_Task to complete_. Reproduce the listing below verbatim, from its first line through the line that contains "reference-projekt-pl0494 bbox=[5, 544, 955, 639]", with both of those lines included.

_Supplied information_.
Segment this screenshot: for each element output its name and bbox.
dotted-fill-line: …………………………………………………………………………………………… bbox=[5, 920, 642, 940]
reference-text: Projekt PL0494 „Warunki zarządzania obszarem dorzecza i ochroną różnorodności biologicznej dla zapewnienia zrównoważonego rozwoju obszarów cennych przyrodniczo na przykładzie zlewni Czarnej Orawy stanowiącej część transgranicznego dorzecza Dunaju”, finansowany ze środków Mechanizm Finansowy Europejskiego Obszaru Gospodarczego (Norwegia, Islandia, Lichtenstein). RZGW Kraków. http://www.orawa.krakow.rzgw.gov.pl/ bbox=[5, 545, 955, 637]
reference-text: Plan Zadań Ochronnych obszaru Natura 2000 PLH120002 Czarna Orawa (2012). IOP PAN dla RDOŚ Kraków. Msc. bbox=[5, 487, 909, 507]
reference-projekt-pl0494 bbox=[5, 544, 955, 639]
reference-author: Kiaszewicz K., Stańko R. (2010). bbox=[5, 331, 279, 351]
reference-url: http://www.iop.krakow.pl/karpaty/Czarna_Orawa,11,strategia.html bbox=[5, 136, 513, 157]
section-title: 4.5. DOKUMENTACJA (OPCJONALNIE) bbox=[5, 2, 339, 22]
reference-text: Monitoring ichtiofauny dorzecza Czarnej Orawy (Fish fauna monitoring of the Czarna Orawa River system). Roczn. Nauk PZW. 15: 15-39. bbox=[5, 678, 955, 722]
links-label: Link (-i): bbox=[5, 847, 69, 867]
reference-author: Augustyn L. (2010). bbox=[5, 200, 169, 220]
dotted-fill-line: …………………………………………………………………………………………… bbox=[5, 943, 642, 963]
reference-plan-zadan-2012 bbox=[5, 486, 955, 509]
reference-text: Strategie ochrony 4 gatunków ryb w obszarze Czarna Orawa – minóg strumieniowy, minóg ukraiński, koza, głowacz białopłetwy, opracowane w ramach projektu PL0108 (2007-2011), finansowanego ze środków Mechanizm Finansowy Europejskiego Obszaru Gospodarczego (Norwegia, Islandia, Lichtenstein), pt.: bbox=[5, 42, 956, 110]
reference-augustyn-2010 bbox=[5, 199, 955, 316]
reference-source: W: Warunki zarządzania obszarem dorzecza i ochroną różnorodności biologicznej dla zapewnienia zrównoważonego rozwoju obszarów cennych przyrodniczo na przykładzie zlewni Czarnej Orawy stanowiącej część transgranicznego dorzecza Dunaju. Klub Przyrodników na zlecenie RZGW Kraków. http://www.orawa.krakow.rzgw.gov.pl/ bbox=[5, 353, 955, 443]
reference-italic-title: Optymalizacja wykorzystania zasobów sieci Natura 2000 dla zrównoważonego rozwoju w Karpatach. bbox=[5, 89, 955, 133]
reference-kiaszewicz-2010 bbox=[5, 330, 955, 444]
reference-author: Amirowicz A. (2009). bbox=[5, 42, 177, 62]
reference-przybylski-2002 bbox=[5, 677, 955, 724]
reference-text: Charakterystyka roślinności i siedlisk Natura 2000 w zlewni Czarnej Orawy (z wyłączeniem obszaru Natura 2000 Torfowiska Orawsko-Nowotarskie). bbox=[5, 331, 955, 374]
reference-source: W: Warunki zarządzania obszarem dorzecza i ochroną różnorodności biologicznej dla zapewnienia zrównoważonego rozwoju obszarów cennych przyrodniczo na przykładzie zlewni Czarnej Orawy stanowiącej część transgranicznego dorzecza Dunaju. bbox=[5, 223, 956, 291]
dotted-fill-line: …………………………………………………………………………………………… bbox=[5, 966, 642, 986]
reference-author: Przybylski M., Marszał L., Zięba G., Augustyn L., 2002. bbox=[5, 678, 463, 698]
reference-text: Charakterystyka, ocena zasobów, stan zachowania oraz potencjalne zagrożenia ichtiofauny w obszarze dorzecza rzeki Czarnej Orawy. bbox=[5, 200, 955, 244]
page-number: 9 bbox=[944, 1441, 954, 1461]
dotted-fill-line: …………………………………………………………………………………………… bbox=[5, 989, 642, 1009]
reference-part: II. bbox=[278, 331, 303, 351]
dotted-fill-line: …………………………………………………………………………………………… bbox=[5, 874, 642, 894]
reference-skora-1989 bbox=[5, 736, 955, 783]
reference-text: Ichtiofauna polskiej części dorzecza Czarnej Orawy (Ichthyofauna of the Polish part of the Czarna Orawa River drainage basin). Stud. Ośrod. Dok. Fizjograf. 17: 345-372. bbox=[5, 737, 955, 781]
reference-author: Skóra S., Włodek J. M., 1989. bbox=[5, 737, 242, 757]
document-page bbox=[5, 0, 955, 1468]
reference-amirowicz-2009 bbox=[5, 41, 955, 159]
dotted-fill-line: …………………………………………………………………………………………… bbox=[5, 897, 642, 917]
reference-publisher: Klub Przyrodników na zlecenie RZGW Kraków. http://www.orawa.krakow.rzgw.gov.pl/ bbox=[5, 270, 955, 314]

_Complete answer_.
Segment this screenshot: for each element output its name and bbox.
dotted-fill-line: …………………………………………………………………………………………… bbox=[5, 920, 642, 940]
reference-text: Projekt PL0494 „Warunki zarządzania obszarem dorzecza i ochroną różnorodności biologicznej dla zapewnienia zrównoważonego rozwoju obszarów cennych przyrodniczo na przykładzie zlewni Czarnej Orawy stanowiącej część transgranicznego dorzecza Dunaju”, finansowany ze środków Mechanizm Finansowy Europejskiego Obszaru Gospodarczego (Norwegia, Islandia, Lichtenstein). RZGW Kraków. http://www.orawa.krakow.rzgw.gov.pl/ bbox=[5, 545, 955, 637]
reference-text: Plan Zadań Ochronnych obszaru Natura 2000 PLH120002 Czarna Orawa (2012). IOP PAN dla RDOŚ Kraków. Msc. bbox=[5, 487, 909, 507]
reference-projekt-pl0494 bbox=[5, 544, 955, 639]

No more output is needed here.